Dataset listings of figures:
- - - -

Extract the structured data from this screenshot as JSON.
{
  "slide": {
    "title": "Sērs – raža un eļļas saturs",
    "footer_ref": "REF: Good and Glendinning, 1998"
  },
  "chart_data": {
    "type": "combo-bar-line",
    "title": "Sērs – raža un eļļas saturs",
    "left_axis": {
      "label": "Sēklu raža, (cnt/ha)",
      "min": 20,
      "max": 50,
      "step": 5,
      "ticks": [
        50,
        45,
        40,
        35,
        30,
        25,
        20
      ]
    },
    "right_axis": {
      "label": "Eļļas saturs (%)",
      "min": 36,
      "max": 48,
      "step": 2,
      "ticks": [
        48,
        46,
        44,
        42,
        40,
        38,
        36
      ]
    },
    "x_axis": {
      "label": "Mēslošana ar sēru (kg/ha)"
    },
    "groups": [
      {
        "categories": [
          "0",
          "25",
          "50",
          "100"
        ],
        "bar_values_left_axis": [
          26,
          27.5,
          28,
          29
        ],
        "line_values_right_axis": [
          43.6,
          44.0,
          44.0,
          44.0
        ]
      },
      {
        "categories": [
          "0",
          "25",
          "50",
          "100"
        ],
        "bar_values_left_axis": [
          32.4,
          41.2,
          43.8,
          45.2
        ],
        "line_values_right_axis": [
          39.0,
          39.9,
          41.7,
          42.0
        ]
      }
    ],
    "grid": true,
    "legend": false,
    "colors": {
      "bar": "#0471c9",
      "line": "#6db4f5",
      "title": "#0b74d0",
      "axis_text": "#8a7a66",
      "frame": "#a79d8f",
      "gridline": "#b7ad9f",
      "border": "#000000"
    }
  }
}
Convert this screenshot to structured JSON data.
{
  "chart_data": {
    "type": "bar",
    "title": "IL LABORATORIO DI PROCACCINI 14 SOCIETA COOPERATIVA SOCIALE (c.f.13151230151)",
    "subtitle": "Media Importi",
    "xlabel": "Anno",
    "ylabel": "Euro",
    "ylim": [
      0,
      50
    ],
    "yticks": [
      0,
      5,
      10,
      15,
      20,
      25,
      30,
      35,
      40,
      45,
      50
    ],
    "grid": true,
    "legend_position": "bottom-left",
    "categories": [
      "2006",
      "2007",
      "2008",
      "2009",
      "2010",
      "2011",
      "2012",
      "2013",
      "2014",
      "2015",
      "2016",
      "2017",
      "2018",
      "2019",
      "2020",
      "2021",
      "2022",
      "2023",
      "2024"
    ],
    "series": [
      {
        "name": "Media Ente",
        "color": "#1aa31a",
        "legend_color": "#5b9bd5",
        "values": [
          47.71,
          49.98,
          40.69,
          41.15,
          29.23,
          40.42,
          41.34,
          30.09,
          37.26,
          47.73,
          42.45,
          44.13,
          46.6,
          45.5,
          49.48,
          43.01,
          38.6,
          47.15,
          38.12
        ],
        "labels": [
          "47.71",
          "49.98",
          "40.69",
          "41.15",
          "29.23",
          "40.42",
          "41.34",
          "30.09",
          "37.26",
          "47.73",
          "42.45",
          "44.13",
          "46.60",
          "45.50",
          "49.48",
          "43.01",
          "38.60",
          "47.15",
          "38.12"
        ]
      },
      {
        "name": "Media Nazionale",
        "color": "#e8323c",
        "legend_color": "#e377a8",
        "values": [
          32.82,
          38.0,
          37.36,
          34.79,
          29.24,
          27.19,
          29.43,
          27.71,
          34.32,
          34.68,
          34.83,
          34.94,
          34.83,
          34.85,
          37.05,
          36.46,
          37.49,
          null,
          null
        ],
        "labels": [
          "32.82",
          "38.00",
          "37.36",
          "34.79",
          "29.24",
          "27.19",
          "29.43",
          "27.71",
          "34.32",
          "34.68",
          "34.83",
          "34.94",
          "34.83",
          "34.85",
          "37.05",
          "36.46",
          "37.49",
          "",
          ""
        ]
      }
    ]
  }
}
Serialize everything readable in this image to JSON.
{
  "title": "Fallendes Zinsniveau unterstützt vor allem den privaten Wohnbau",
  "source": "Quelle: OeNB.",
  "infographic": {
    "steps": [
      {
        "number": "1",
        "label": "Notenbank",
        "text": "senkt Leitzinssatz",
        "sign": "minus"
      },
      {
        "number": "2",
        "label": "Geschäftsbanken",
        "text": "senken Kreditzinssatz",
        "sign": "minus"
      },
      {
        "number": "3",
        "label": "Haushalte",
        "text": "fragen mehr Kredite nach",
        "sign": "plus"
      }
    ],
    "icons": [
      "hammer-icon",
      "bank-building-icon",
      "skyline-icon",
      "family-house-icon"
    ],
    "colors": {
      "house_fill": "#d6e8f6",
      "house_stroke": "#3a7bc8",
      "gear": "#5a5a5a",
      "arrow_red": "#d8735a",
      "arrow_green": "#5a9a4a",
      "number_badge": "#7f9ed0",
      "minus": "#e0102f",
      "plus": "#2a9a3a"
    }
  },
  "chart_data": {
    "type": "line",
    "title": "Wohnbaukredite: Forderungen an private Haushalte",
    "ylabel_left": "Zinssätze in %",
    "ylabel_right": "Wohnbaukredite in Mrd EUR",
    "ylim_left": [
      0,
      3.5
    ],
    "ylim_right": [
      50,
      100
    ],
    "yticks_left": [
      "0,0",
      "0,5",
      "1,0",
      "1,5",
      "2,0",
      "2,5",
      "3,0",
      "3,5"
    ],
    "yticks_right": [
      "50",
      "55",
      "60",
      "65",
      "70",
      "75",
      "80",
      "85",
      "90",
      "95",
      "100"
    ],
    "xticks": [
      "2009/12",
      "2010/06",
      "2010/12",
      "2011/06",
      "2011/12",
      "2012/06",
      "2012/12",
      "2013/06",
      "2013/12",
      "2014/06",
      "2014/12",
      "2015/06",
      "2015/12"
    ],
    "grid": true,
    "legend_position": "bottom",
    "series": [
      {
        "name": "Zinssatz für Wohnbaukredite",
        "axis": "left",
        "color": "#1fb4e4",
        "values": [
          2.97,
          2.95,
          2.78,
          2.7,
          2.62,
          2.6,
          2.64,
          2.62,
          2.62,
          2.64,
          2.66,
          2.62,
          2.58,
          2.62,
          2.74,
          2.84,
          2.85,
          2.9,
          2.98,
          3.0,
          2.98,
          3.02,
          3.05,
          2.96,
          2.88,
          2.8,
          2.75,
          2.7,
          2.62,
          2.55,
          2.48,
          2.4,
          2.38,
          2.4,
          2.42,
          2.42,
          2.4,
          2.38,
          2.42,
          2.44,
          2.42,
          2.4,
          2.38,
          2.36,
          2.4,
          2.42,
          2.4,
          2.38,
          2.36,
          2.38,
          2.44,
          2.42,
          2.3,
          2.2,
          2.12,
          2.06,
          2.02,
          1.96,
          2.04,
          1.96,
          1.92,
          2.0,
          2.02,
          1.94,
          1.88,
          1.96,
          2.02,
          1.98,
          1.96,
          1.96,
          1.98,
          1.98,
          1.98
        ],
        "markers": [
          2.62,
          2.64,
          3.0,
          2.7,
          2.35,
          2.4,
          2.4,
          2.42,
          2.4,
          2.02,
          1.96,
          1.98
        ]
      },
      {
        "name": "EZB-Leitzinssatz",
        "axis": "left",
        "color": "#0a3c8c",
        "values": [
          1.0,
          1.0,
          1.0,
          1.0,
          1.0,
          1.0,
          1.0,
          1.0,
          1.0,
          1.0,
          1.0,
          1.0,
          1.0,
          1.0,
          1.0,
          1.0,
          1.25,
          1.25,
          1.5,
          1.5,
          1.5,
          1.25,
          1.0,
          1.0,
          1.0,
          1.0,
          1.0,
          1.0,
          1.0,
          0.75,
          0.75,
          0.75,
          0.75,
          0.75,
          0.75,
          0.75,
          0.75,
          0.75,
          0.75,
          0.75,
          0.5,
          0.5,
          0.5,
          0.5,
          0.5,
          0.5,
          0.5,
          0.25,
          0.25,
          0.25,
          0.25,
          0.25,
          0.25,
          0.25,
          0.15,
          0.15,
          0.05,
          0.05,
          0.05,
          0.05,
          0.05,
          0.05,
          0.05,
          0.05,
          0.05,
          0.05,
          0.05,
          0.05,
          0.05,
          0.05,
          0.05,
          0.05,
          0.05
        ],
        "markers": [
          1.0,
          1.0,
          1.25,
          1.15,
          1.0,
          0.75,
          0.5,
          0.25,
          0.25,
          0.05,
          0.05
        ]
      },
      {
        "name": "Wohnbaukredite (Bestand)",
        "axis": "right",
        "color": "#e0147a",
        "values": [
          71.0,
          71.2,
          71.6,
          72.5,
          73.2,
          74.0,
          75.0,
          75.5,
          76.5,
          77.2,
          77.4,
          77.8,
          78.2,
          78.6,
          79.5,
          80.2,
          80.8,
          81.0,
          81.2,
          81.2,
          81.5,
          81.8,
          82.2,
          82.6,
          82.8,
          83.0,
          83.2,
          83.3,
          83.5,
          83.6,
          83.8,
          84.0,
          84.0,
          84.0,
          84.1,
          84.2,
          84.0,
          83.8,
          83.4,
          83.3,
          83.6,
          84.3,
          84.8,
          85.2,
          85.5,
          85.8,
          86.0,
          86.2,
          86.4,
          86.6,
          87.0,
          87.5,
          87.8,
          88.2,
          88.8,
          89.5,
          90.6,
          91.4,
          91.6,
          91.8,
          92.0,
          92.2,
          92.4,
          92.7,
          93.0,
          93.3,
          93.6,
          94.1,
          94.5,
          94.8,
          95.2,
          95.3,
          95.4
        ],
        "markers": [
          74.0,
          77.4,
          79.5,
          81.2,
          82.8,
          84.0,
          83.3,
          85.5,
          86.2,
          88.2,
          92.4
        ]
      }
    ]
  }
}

- - - -

Work required: Look through the entries above and report each line where the string "screenshot" occurs.

Result of this exercise:
Extract the structured data from this screenshot as JSON.
Convert this screenshot to structured JSON data.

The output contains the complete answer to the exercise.